# Task data:
··········
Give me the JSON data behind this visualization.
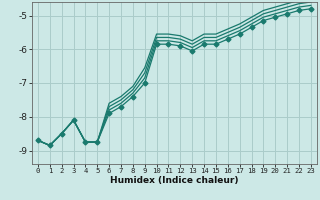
{
  "xlabel": "Humidex (Indice chaleur)",
  "ylabel": "",
  "bg_color": "#cce8e6",
  "grid_color": "#aaccca",
  "line_color": "#1a7a6e",
  "xlim": [
    -0.5,
    23.5
  ],
  "ylim": [
    -9.4,
    -4.6
  ],
  "yticks": [
    -9,
    -8,
    -7,
    -6,
    -5
  ],
  "xticks": [
    0,
    1,
    2,
    3,
    4,
    5,
    6,
    7,
    8,
    9,
    10,
    11,
    12,
    13,
    14,
    15,
    16,
    17,
    18,
    19,
    20,
    21,
    22,
    23
  ],
  "series": [
    {
      "x": [
        0,
        1,
        2,
        3,
        4,
        5,
        6,
        7,
        8,
        9,
        10,
        11,
        12,
        13,
        14,
        15,
        16,
        17,
        18,
        19,
        20,
        21,
        22,
        23
      ],
      "y": [
        -8.7,
        -8.85,
        -8.5,
        -8.1,
        -8.75,
        -8.75,
        -7.9,
        -7.7,
        -7.4,
        -7.0,
        -5.85,
        -5.85,
        -5.9,
        -6.05,
        -5.85,
        -5.85,
        -5.7,
        -5.55,
        -5.35,
        -5.15,
        -5.05,
        -4.95,
        -4.85,
        -4.8
      ],
      "marker": "D",
      "ms": 2.5
    },
    {
      "x": [
        0,
        1,
        2,
        3,
        4,
        5,
        6,
        7,
        8,
        9,
        10,
        11,
        12,
        13,
        14,
        15,
        16,
        17,
        18,
        19,
        20,
        21,
        22,
        23
      ],
      "y": [
        -8.7,
        -8.85,
        -8.5,
        -8.1,
        -8.75,
        -8.75,
        -7.8,
        -7.6,
        -7.3,
        -6.85,
        -5.75,
        -5.75,
        -5.8,
        -5.95,
        -5.75,
        -5.75,
        -5.6,
        -5.45,
        -5.25,
        -5.05,
        -4.95,
        -4.85,
        -4.75,
        -4.7
      ],
      "marker": null,
      "ms": 0
    },
    {
      "x": [
        0,
        1,
        2,
        3,
        4,
        5,
        6,
        7,
        8,
        9,
        10,
        11,
        12,
        13,
        14,
        15,
        16,
        17,
        18,
        19,
        20,
        21,
        22,
        23
      ],
      "y": [
        -8.7,
        -8.85,
        -8.5,
        -8.1,
        -8.75,
        -8.75,
        -7.7,
        -7.5,
        -7.2,
        -6.7,
        -5.65,
        -5.65,
        -5.7,
        -5.85,
        -5.65,
        -5.65,
        -5.5,
        -5.35,
        -5.15,
        -4.95,
        -4.85,
        -4.75,
        -4.65,
        -4.6
      ],
      "marker": null,
      "ms": 0
    },
    {
      "x": [
        0,
        1,
        2,
        3,
        4,
        5,
        6,
        7,
        8,
        9,
        10,
        11,
        12,
        13,
        14,
        15,
        16,
        17,
        18,
        19,
        20,
        21,
        22,
        23
      ],
      "y": [
        -8.7,
        -8.85,
        -8.5,
        -8.1,
        -8.75,
        -8.75,
        -7.6,
        -7.4,
        -7.1,
        -6.55,
        -5.55,
        -5.55,
        -5.6,
        -5.75,
        -5.55,
        -5.55,
        -5.4,
        -5.25,
        -5.05,
        -4.85,
        -4.75,
        -4.65,
        -4.55,
        -4.5
      ],
      "marker": null,
      "ms": 0
    }
  ]
}
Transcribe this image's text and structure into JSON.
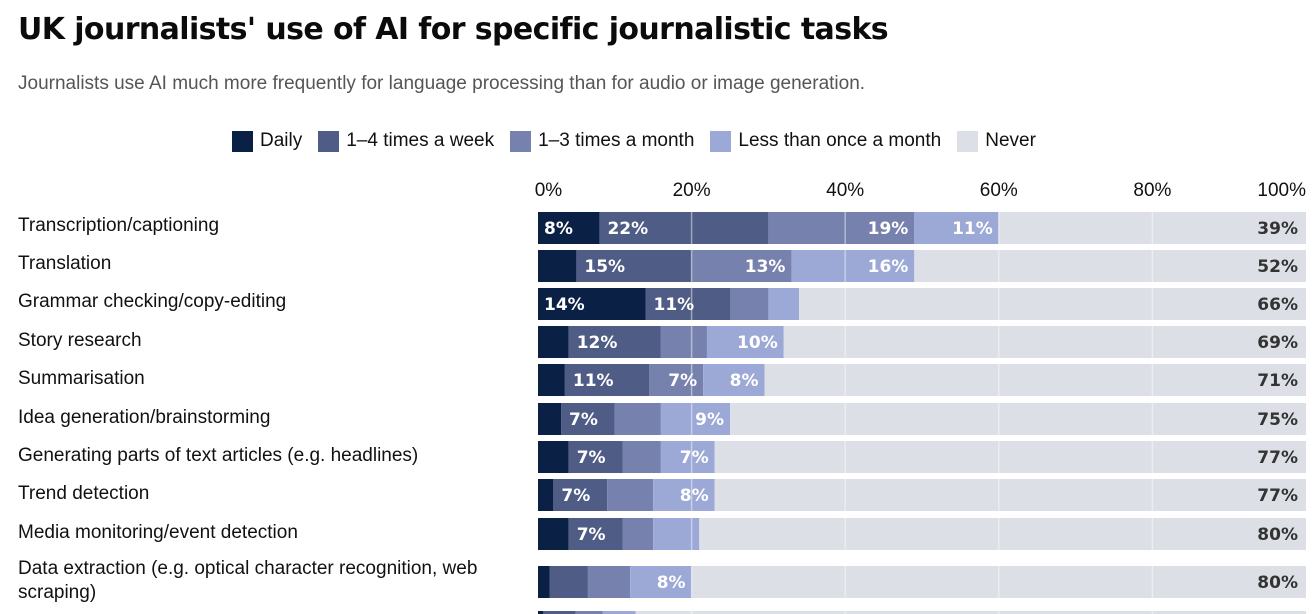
··········
Set down the material above as is, without any pictures.

Give me the JSON data behind this visualization.
{
  "xlabel": "Humidex (Indice chaleur)",
  "ylabel": "",
  "bg_color": "#cce8e6",
  "grid_color": "#aaccca",
  "line_color": "#1a7a6e",
  "xlim": [
    -0.5,
    23.5
  ],
  "ylim": [
    -9.4,
    -4.6
  ],
  "yticks": [
    -9,
    -8,
    -7,
    -6,
    -5
  ],
  "xticks": [
    0,
    1,
    2,
    3,
    4,
    5,
    6,
    7,
    8,
    9,
    10,
    11,
    12,
    13,
    14,
    15,
    16,
    17,
    18,
    19,
    20,
    21,
    22,
    23
  ],
  "series": [
    {
      "x": [
        0,
        1,
        2,
        3,
        4,
        5,
        6,
        7,
        8,
        9,
        10,
        11,
        12,
        13,
        14,
        15,
        16,
        17,
        18,
        19,
        20,
        21,
        22,
        23
      ],
      "y": [
        -8.7,
        -8.85,
        -8.5,
        -8.1,
        -8.75,
        -8.75,
        -7.9,
        -7.7,
        -7.4,
        -7.0,
        -5.85,
        -5.85,
        -5.9,
        -6.05,
        -5.85,
        -5.85,
        -5.7,
        -5.55,
        -5.35,
        -5.15,
        -5.05,
        -4.95,
        -4.85,
        -4.8
      ],
      "marker": "D",
      "ms": 2.5
    },
    {
      "x": [
        0,
        1,
        2,
        3,
        4,
        5,
        6,
        7,
        8,
        9,
        10,
        11,
        12,
        13,
        14,
        15,
        16,
        17,
        18,
        19,
        20,
        21,
        22,
        23
      ],
      "y": [
        -8.7,
        -8.85,
        -8.5,
        -8.1,
        -8.75,
        -8.75,
        -7.8,
        -7.6,
        -7.3,
        -6.85,
        -5.75,
        -5.75,
        -5.8,
        -5.95,
        -5.75,
        -5.75,
        -5.6,
        -5.45,
        -5.25,
        -5.05,
        -4.95,
        -4.85,
        -4.75,
        -4.7
      ],
      "marker": null,
      "ms": 0
    },
    {
      "x": [
        0,
        1,
        2,
        3,
        4,
        5,
        6,
        7,
        8,
        9,
        10,
        11,
        12,
        13,
        14,
        15,
        16,
        17,
        18,
        19,
        20,
        21,
        22,
        23
      ],
      "y": [
        -8.7,
        -8.85,
        -8.5,
        -8.1,
        -8.75,
        -8.75,
        -7.7,
        -7.5,
        -7.2,
        -6.7,
        -5.65,
        -5.65,
        -5.7,
        -5.85,
        -5.65,
        -5.65,
        -5.5,
        -5.35,
        -5.15,
        -4.95,
        -4.85,
        -4.75,
        -4.65,
        -4.6
      ],
      "marker": null,
      "ms": 0
    },
    {
      "x": [
        0,
        1,
        2,
        3,
        4,
        5,
        6,
        7,
        8,
        9,
        10,
        11,
        12,
        13,
        14,
        15,
        16,
        17,
        18,
        19,
        20,
        21,
        22,
        23
      ],
      "y": [
        -8.7,
        -8.85,
        -8.5,
        -8.1,
        -8.75,
        -8.75,
        -7.6,
        -7.4,
        -7.1,
        -6.55,
        -5.55,
        -5.55,
        -5.6,
        -5.75,
        -5.55,
        -5.55,
        -5.4,
        -5.25,
        -5.05,
        -4.85,
        -4.75,
        -4.65,
        -4.55,
        -4.5
      ],
      "marker": null,
      "ms": 0
    }
  ]
}
Transcribe this image's text and structure into JSON.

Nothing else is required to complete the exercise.